(Collected data)
··········

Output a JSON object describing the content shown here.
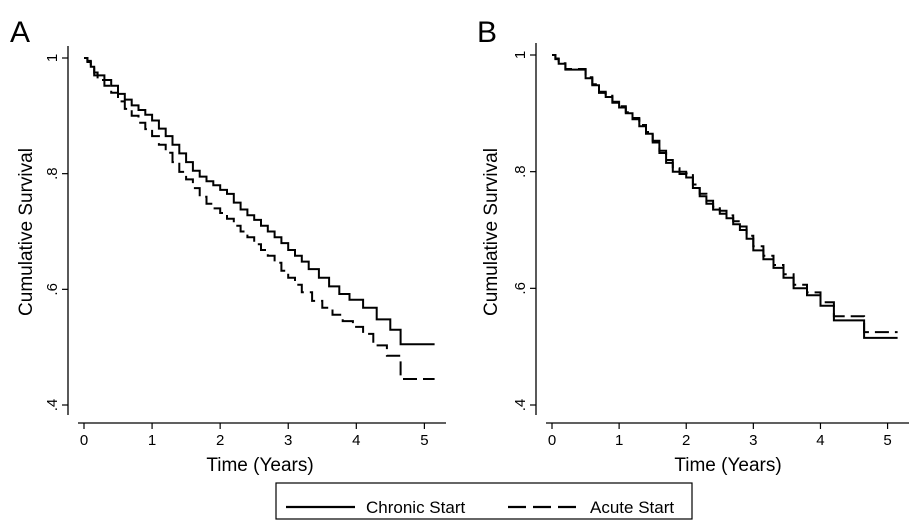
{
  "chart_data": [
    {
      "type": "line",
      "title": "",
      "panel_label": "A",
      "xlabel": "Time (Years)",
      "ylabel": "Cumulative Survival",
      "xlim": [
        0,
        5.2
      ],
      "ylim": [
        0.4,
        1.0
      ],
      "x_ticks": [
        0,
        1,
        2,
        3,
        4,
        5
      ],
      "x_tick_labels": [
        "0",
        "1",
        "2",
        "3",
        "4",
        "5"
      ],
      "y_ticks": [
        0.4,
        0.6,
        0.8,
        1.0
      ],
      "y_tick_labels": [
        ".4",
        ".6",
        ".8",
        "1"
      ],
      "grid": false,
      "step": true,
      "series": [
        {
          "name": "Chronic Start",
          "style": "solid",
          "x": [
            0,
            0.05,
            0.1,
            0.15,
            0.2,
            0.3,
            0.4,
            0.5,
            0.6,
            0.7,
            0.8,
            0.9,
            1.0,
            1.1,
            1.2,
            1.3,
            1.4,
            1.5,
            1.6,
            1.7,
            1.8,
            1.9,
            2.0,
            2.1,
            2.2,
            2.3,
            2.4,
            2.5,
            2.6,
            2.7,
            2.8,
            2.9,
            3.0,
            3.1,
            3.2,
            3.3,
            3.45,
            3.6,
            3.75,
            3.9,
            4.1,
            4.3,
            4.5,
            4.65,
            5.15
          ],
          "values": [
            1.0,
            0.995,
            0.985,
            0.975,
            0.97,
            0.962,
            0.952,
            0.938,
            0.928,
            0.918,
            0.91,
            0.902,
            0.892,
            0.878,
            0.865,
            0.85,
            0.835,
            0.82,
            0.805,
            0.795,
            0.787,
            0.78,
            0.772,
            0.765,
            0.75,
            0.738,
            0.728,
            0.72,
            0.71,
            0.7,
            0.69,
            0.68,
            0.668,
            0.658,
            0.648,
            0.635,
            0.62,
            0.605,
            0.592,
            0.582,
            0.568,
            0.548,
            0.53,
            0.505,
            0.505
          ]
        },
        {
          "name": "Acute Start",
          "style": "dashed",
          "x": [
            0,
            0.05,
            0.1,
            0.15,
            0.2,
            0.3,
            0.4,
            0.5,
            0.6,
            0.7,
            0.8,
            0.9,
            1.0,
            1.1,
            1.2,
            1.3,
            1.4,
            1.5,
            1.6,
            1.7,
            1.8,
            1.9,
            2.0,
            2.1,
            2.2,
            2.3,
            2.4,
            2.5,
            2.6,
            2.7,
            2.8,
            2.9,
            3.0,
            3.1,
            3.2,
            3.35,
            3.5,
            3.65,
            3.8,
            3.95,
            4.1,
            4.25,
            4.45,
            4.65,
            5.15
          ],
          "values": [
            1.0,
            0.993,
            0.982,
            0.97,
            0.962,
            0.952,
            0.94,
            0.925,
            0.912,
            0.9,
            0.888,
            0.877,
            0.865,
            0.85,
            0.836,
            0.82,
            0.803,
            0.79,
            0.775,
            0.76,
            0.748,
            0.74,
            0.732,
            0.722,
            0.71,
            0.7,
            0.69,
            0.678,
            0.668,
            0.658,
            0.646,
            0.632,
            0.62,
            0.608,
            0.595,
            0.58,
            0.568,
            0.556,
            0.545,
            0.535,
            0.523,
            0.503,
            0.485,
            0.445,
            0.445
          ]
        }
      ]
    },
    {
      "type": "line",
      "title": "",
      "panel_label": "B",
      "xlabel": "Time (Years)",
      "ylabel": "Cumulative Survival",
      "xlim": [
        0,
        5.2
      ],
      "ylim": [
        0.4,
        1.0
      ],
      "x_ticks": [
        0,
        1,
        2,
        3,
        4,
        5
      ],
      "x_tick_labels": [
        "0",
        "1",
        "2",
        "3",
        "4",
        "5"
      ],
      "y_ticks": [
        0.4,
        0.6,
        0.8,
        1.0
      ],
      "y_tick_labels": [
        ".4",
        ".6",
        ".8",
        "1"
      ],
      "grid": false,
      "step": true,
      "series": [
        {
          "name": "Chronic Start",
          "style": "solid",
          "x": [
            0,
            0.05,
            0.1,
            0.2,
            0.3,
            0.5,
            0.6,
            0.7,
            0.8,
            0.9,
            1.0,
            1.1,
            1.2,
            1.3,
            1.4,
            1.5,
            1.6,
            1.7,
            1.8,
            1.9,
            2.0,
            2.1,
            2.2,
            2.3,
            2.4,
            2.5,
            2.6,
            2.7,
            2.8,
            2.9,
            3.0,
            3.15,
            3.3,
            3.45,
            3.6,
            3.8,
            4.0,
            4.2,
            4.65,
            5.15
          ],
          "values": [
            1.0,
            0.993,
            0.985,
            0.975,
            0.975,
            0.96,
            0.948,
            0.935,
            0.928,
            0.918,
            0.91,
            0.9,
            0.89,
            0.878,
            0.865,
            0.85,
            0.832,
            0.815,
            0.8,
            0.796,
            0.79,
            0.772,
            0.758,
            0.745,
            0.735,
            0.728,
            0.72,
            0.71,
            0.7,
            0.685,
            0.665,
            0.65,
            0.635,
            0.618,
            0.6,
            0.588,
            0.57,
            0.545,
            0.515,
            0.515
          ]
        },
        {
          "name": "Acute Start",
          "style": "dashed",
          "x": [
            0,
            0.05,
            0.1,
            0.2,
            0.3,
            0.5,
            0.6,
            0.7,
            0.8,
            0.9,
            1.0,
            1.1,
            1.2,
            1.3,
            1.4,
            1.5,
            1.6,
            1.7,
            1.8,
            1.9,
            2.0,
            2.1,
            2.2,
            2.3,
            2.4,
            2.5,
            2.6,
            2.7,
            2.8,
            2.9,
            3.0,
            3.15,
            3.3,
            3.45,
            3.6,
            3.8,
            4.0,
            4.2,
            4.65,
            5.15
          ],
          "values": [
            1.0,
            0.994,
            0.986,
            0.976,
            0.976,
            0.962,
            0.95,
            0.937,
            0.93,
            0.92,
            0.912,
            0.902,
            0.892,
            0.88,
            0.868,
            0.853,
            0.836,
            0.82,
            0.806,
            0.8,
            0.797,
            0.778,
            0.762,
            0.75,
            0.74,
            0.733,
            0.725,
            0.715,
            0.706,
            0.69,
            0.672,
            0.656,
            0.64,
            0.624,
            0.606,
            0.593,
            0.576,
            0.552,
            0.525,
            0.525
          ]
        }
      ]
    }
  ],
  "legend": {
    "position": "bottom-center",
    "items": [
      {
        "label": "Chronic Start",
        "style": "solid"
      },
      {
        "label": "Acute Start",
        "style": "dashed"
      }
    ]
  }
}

··········

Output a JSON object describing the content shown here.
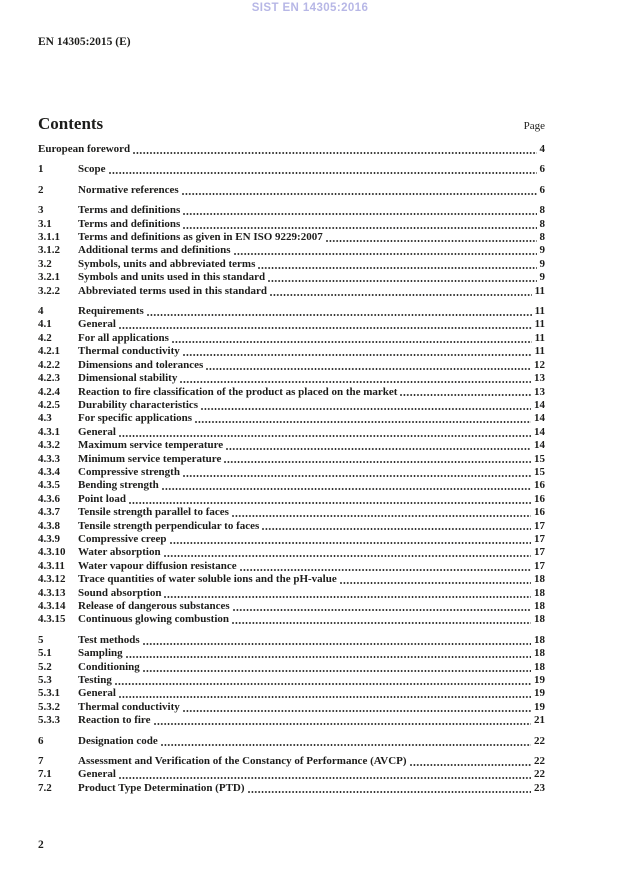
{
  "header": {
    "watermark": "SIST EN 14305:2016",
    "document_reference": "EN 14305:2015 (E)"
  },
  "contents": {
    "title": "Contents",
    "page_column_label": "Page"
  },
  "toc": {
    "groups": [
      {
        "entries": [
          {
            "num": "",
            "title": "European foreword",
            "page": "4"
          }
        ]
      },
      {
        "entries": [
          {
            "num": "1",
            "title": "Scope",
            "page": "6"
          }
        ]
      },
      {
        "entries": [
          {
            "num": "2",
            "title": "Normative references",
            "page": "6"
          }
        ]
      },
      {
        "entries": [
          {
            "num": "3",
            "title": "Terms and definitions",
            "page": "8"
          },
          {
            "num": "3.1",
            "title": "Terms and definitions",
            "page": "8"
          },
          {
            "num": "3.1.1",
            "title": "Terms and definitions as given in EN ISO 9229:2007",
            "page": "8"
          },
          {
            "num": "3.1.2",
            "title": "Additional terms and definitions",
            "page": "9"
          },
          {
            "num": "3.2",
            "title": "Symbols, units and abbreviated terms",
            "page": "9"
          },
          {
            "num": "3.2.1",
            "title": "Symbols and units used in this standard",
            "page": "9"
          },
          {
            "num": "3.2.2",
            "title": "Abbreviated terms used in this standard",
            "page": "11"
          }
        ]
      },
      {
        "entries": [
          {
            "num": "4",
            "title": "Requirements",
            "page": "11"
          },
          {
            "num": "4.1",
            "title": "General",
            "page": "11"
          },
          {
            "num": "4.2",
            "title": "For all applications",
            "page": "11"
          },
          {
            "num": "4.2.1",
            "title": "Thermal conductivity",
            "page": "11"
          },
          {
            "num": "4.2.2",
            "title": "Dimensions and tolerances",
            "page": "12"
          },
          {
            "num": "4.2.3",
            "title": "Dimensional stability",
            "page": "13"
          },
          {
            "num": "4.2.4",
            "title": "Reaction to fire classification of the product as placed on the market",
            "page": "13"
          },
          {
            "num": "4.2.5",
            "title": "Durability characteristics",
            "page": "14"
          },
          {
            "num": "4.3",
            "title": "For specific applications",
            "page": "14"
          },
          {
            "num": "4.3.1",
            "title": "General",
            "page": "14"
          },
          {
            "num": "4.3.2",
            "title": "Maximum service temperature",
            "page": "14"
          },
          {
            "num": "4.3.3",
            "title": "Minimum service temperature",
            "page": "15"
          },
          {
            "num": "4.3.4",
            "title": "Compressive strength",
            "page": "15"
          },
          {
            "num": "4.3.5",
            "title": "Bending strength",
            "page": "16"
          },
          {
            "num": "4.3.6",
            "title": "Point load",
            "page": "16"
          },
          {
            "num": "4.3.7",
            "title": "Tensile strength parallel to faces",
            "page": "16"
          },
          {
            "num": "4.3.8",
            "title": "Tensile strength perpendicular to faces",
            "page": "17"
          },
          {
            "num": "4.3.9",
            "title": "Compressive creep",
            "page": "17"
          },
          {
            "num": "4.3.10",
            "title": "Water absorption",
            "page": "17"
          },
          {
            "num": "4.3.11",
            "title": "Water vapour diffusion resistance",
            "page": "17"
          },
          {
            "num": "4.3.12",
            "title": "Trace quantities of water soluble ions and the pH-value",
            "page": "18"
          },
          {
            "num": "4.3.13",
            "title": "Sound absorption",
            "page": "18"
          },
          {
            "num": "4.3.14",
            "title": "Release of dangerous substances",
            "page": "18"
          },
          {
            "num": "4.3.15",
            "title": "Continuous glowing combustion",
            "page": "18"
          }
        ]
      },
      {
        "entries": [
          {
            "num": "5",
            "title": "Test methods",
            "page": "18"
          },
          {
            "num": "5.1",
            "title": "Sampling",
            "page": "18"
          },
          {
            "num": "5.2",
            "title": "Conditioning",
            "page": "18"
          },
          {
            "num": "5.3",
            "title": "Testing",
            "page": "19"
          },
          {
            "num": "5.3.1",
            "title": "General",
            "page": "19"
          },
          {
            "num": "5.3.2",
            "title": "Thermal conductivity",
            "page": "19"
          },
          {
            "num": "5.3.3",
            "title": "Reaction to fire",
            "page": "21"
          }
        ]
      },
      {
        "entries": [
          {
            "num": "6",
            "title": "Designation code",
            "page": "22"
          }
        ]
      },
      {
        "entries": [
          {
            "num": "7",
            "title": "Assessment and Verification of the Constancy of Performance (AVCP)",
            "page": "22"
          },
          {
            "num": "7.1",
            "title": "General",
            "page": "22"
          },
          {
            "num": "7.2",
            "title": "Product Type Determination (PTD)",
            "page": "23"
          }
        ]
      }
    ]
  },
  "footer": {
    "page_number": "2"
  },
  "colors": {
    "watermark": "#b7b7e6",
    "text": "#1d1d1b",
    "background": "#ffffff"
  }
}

··········

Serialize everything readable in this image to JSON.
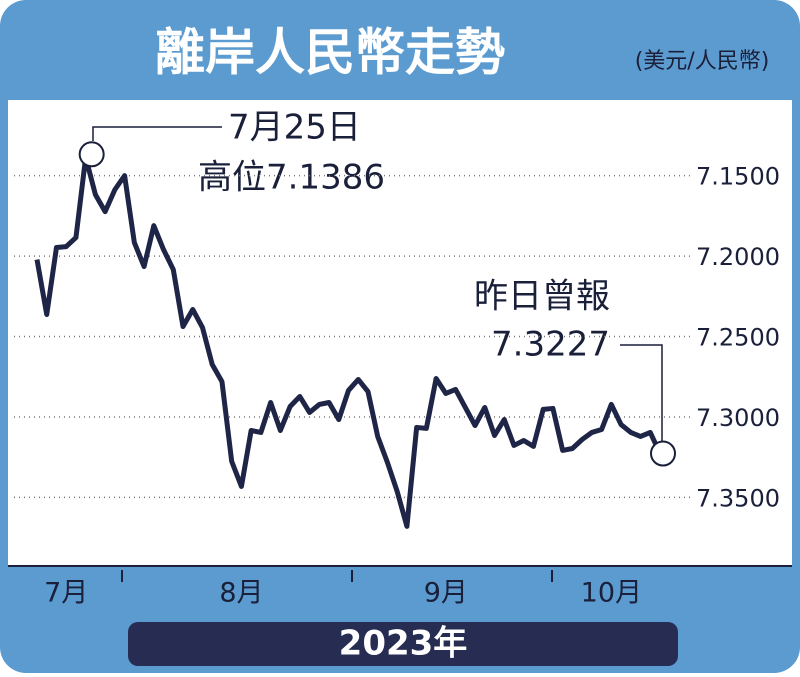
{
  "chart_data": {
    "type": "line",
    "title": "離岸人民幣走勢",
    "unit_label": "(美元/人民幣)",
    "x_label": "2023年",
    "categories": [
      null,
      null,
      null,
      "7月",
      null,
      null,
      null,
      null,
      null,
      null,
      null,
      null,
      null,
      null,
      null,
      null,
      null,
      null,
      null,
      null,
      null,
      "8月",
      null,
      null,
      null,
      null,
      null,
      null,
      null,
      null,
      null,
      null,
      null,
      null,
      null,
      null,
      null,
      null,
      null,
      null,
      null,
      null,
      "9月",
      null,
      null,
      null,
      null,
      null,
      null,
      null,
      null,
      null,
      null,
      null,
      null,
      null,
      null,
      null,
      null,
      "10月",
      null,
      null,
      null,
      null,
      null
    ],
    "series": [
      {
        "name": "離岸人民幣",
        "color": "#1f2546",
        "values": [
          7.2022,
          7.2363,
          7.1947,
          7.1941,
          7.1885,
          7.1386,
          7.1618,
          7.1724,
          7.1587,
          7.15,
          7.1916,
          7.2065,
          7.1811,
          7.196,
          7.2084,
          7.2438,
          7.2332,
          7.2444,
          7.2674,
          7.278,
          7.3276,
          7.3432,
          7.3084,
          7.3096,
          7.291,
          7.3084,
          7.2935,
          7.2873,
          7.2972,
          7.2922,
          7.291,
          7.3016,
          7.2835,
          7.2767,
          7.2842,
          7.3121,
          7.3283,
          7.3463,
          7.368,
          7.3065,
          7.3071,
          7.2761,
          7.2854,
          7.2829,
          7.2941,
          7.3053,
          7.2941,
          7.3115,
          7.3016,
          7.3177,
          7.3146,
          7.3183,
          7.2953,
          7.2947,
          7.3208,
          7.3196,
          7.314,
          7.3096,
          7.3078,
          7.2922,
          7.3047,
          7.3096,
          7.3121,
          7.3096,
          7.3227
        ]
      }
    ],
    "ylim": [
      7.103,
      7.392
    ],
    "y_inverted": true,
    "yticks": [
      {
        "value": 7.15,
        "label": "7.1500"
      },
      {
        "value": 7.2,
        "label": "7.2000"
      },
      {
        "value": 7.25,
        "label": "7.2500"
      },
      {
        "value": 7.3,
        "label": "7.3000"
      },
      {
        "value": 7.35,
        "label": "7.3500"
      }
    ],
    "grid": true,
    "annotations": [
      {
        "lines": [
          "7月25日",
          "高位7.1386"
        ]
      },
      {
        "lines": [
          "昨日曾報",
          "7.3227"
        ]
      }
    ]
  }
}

··········

(WHAT YOU SHOULD DO) Please list every line of the records that contains "standard".

(CORRECT ANSWER)
            "title": "Symbols and units used in this standard",
            "title": "Abbreviated terms used in this standard",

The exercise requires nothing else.